**Work to do**
Across the entries, how many lines have the string "柚子書城" in them? Reply with only a number.

— start Supplied data —

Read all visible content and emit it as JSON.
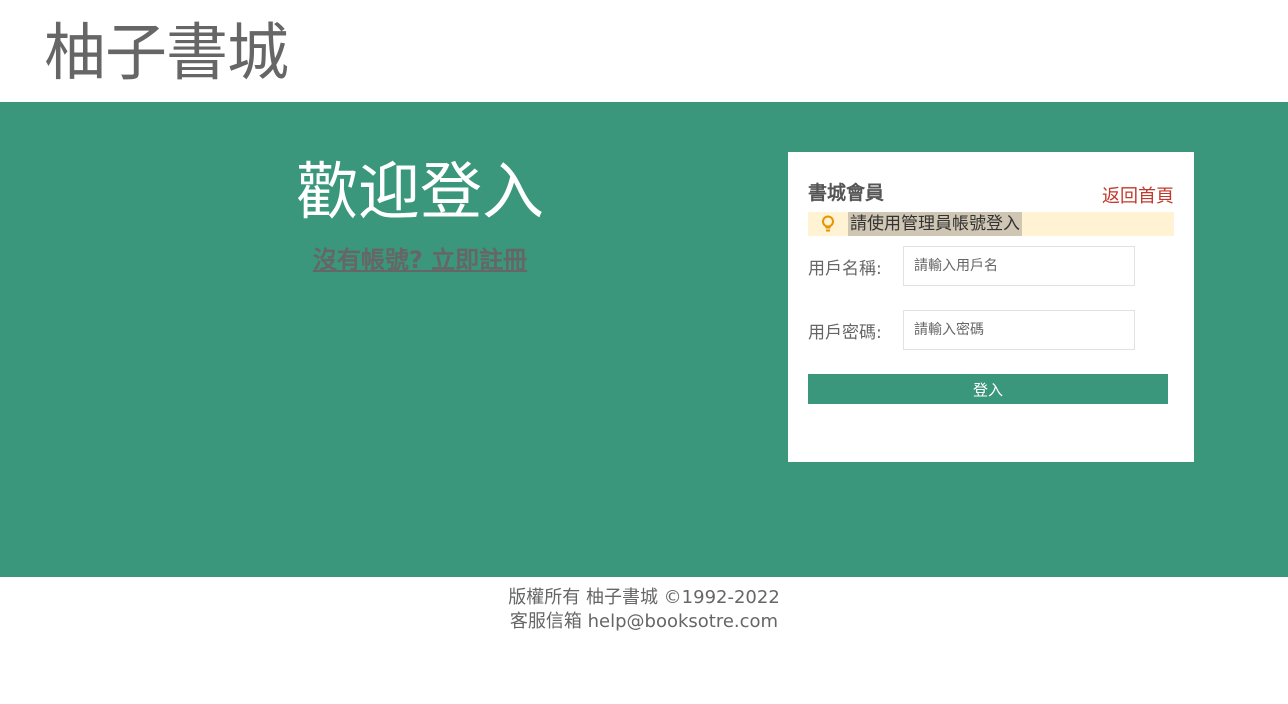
{
  "header": {
    "logo": "柚子書城"
  },
  "welcome": {
    "title": "歡迎登入",
    "register_link": "沒有帳號? 立即註冊"
  },
  "login_box": {
    "title": "書城會員",
    "home_link": "返回首頁",
    "tip_icon": "lightbulb-icon",
    "tip": "請使用管理員帳號登入",
    "username_label": "用戶名稱:",
    "username_placeholder": "請輸入用戶名",
    "password_label": "用戶密碼:",
    "password_placeholder": "請輸入密碼",
    "submit_label": "登入"
  },
  "footer": {
    "copyright": "版權所有 柚子書城 ©1992-2022",
    "contact": "客服信箱 help@booksotre.com"
  },
  "colors": {
    "brand_green": "#3a977c",
    "link_red": "#c0392b",
    "tip_background": "#fff3d4",
    "tip_icon": "#e69500"
  }
}
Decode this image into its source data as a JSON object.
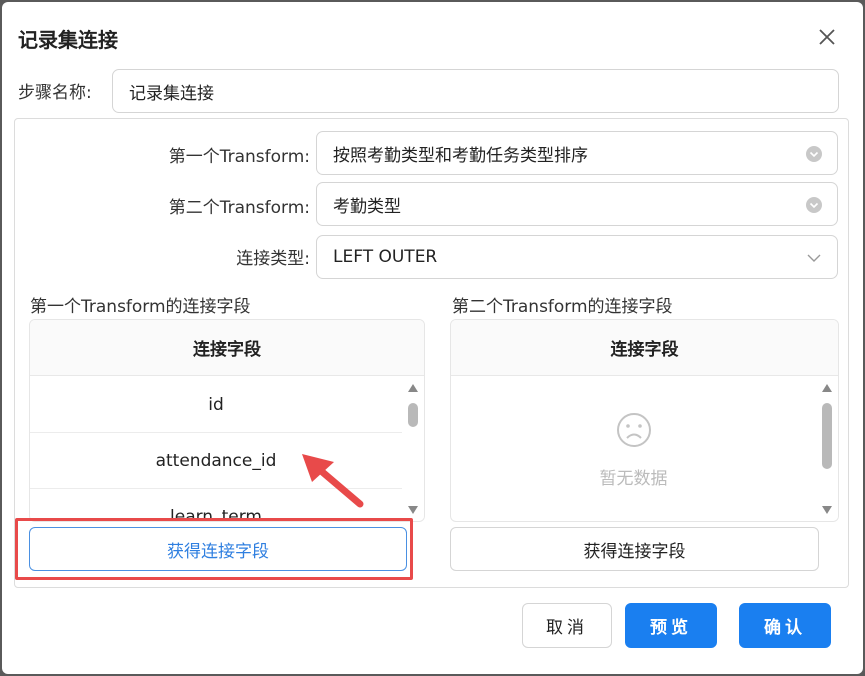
{
  "dialog": {
    "title": "记录集连接"
  },
  "step": {
    "label": "步骤名称:",
    "value": "记录集连接"
  },
  "form": {
    "first_transform_label": "第一个Transform:",
    "first_transform_value": "按照考勤类型和考勤任务类型排序",
    "second_transform_label": "第二个Transform:",
    "second_transform_value": "考勤类型",
    "join_type_label": "连接类型:",
    "join_type_value": "LEFT OUTER"
  },
  "left_table": {
    "section_title": "第一个Transform的连接字段",
    "header": "连接字段",
    "rows": [
      "id",
      "attendance_id",
      "learn_term"
    ],
    "button": "获得连接字段"
  },
  "right_table": {
    "section_title": "第二个Transform的连接字段",
    "header": "连接字段",
    "empty_text": "暂无数据",
    "button": "获得连接字段"
  },
  "footer": {
    "cancel": "取消",
    "preview": "预览",
    "confirm": "确认"
  },
  "colors": {
    "primary": "#1a7ff0",
    "highlight": "#e84a4a"
  }
}
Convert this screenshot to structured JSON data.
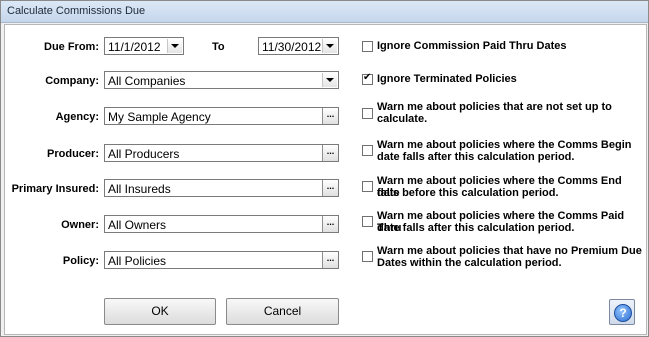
{
  "window": {
    "title": "Calculate Commissions Due"
  },
  "form": {
    "due_from_label": "Due From:",
    "due_from_value": "11/1/2012",
    "to_label": "To",
    "to_value": "11/30/2012",
    "company_label": "Company:",
    "company_value": "All Companies",
    "agency_label": "Agency:",
    "agency_value": "My Sample Agency",
    "producer_label": "Producer:",
    "producer_value": "All Producers",
    "primary_insured_label": "Primary Insured:",
    "primary_insured_value": "All Insureds",
    "owner_label": "Owner:",
    "owner_value": "All Owners",
    "policy_label": "Policy:",
    "policy_value": "All Policies",
    "browse_label": "..."
  },
  "options": [
    {
      "line1": "Ignore Commission Paid Thru Dates",
      "line2": "",
      "checked": false
    },
    {
      "line1": "Ignore Terminated Policies",
      "line2": "",
      "checked": true
    },
    {
      "line1": "Warn me about policies that are not set up to",
      "line2": "calculate.",
      "checked": false
    },
    {
      "line1": "Warn me about policies where the Comms Begin",
      "line2": "date falls after this calculation period.",
      "checked": false
    },
    {
      "line1": "Warn me about policies where the Comms End date",
      "line2": "falls before this calculation period.",
      "checked": false
    },
    {
      "line1": "Warn me about policies where the Comms Paid Thru",
      "line2": "date falls after this calculation period.",
      "checked": false
    },
    {
      "line1": "Warn me about policies that have no Premium Due",
      "line2": "Dates within the calculation period.",
      "checked": false
    }
  ],
  "buttons": {
    "ok": "OK",
    "cancel": "Cancel",
    "help": "?"
  }
}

— end Supplied data —

**Solved exercise**
2